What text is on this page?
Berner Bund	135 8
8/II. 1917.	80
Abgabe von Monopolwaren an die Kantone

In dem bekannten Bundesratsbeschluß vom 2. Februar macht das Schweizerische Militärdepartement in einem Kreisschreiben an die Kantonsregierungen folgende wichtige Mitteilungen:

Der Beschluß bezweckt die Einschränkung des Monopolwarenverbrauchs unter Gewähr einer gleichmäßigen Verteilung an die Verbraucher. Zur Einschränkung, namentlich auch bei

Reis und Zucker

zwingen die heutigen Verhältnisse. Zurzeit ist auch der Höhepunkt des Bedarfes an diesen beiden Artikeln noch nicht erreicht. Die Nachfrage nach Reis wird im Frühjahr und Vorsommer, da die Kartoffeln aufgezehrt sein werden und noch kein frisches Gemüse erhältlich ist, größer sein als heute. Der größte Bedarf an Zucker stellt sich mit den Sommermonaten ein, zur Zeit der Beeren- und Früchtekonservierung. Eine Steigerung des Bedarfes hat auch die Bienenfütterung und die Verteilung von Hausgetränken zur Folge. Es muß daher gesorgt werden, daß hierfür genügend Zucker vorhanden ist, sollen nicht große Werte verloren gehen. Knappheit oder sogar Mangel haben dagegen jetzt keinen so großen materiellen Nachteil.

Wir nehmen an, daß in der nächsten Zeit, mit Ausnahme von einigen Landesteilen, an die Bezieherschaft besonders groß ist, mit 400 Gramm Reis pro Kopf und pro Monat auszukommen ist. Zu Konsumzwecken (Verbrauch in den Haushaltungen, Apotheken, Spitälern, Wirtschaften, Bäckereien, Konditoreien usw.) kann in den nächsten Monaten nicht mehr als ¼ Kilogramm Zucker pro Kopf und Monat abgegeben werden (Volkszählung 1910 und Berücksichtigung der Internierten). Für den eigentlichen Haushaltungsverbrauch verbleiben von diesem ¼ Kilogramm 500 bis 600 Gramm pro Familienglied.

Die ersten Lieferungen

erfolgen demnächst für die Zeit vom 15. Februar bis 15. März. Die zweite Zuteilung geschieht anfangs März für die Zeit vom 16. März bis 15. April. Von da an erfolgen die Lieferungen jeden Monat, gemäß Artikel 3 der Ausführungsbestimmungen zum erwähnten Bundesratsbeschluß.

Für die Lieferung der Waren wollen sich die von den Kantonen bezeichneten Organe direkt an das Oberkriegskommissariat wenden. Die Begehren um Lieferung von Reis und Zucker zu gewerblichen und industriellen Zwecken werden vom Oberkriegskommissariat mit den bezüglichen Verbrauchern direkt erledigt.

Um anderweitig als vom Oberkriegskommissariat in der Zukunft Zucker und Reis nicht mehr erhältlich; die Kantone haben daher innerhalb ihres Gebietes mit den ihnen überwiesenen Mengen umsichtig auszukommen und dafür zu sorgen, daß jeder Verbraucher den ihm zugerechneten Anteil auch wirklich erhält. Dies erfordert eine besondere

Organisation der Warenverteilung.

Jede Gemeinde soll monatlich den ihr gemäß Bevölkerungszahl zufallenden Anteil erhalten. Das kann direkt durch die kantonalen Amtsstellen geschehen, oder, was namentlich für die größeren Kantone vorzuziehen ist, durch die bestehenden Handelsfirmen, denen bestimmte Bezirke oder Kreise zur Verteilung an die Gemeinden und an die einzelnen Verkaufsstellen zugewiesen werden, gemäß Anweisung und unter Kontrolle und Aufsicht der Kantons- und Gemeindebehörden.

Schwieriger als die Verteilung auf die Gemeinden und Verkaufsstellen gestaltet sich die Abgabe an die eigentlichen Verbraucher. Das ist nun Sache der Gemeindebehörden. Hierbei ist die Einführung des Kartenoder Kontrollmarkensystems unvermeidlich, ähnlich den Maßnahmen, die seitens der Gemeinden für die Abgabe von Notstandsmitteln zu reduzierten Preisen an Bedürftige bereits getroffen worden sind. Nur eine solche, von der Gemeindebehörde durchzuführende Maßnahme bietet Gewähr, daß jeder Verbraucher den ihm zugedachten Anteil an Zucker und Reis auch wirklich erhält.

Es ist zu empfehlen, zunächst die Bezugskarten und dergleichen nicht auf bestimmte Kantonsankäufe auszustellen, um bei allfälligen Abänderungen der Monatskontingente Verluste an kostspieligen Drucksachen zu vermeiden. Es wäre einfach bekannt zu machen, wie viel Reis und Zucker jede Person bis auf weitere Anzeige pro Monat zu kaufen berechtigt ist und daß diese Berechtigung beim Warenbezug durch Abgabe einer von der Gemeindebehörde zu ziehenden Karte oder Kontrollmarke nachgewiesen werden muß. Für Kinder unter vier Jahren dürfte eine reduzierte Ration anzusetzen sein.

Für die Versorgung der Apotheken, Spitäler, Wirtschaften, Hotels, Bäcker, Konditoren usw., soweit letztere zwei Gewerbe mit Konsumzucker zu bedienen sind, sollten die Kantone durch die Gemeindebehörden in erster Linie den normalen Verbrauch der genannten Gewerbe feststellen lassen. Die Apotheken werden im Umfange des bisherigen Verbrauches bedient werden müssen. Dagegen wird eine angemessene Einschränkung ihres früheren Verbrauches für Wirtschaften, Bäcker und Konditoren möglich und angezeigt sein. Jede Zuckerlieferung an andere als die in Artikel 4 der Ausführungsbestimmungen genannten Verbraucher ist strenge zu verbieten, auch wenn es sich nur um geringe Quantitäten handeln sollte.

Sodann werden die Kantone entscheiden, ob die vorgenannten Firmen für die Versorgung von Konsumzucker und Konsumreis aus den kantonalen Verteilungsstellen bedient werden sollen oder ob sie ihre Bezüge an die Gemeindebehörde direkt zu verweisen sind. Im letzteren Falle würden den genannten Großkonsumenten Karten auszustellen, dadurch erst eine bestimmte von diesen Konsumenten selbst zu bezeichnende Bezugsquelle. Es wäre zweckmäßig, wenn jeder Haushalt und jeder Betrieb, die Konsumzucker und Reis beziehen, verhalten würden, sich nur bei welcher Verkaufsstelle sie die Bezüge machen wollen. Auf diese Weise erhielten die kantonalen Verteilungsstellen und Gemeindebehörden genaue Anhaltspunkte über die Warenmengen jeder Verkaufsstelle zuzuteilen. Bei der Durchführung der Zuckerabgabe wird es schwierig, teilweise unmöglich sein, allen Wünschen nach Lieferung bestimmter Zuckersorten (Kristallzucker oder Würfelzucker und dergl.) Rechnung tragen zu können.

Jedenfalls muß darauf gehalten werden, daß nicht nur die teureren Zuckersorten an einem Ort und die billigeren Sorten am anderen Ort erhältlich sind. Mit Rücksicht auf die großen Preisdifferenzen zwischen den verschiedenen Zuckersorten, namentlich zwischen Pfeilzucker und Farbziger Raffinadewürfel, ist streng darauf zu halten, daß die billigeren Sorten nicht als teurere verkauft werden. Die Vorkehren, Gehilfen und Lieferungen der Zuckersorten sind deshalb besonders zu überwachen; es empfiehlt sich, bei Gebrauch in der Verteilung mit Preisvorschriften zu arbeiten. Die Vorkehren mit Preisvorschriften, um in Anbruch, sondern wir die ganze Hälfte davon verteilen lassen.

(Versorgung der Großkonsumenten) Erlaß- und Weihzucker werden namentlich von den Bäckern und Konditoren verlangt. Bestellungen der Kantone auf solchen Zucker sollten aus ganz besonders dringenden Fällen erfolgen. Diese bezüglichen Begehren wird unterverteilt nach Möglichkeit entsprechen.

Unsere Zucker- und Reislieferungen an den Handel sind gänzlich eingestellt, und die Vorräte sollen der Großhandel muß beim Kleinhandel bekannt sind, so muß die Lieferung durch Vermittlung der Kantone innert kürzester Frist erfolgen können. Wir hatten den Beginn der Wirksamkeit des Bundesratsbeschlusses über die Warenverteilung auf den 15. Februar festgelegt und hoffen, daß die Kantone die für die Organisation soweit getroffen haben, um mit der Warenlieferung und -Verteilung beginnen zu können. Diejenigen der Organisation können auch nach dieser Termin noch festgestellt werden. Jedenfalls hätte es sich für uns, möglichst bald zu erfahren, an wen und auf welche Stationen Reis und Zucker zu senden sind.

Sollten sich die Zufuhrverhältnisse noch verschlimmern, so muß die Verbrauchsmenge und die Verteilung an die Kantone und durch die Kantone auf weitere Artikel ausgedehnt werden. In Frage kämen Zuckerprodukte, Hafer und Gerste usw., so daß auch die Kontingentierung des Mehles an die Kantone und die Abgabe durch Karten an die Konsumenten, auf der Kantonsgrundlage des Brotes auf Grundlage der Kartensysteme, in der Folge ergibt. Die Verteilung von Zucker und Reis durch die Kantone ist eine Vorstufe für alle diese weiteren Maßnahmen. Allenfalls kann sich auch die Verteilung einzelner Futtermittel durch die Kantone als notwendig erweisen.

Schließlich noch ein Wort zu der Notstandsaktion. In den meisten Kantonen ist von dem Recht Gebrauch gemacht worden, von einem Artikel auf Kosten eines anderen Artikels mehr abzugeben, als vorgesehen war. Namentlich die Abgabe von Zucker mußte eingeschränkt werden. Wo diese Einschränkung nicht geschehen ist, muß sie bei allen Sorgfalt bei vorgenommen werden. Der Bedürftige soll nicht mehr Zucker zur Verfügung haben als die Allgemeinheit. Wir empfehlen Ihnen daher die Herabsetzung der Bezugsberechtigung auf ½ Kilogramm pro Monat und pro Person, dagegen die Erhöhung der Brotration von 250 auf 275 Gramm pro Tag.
━━━━━━━━━━━━━━━━━━━━
- _Exercise_
Your job is to return all lines above that hold the word "Bundesratsbeschluß".

- _Answer to this problem_
In dem bekannten Bundesratsbeschluß vom 2. Februar macht das Schweizerische Militärdepartement in einem Kreisschreiben an die Kantonsregierungen folgende wichtige Mitteilungen:
erfolgen demnächst für die Zeit vom 15. Februar bis 15. März. Die zweite Zuteilung geschieht anfangs März für die Zeit vom 16. März bis 15. April. Von da an erfolgen die Lieferungen jeden Monat, gemäß Artikel 3 der Ausführungsbestimmungen zum erwähnten Bundesratsbeschluß.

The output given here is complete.